Direction
Please reproduce every record, keeping each one exactly as written.

Material for this exercise
────────────────────────────────────────
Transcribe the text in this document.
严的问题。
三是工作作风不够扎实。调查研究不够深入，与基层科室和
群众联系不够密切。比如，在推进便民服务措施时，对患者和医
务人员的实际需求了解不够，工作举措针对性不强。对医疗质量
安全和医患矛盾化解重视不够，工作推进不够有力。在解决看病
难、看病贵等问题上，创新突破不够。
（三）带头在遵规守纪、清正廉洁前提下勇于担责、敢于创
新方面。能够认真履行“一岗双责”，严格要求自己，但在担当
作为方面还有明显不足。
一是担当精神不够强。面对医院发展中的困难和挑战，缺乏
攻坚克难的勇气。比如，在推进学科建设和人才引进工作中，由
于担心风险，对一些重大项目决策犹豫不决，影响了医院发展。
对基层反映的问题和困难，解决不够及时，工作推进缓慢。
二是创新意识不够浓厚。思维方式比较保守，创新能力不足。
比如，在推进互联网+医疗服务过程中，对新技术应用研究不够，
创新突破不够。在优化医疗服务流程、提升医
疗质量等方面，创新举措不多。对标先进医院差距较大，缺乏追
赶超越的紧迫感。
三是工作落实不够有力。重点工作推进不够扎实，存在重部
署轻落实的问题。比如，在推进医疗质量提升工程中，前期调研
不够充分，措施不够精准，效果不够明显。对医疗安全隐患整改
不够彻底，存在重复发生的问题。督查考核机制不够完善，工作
────────────────────────────────────────
Worked answer
Transcribe the text in this document.
严的问题。
三是工作作风不够扎实。调查研究不够深入，与基层科室和
群众联系不够密切。比如，在推进便民服务措施时，对患者和医
务人员的实际需求了解不够，工作举措针对性不强。对医疗质量
安全和医患矛盾化解重视不够，工作推进不够有力。在解决看病
难、看病贵等问题上，创新突破不够。
（三）带头在遵规守纪、清正廉洁前提下勇于担责、敢于创
新方面。能够认真履行“一岗双责”，严格要求自己，但在担当
作为方面还有明显不足。
一是担当精神不够强。面对医院发展中的困难和挑战，缺乏
攻坚克难的勇气。比如，在推进学科建设和人才引进工作中，由
于担心风险，对一些重大项目决策犹豫不决，影响了医院发展。
对基层反映的问题和困难，解决不够及时，工作推进缓慢。
二是创新意识不够浓厚。思维方式比较保守，创新能力不足。
比如，在推进互联网+医疗服务过程中，对新技术应用研究不够，
创新突破不够。在优化医疗服务流程、提升医
疗质量等方面，创新举措不多。对标先进医院差距较大，缺乏追
赶超越的紧迫感。
三是工作落实不够有力。重点工作推进不够扎实，存在重部
署轻落实的问题。比如，在推进医疗质量提升工程中，前期调研
不够充分，措施不够精准，效果不够明显。对医疗安全隐患整改
不够彻底，存在重复发生的问题。督查考核机制不够完善，工作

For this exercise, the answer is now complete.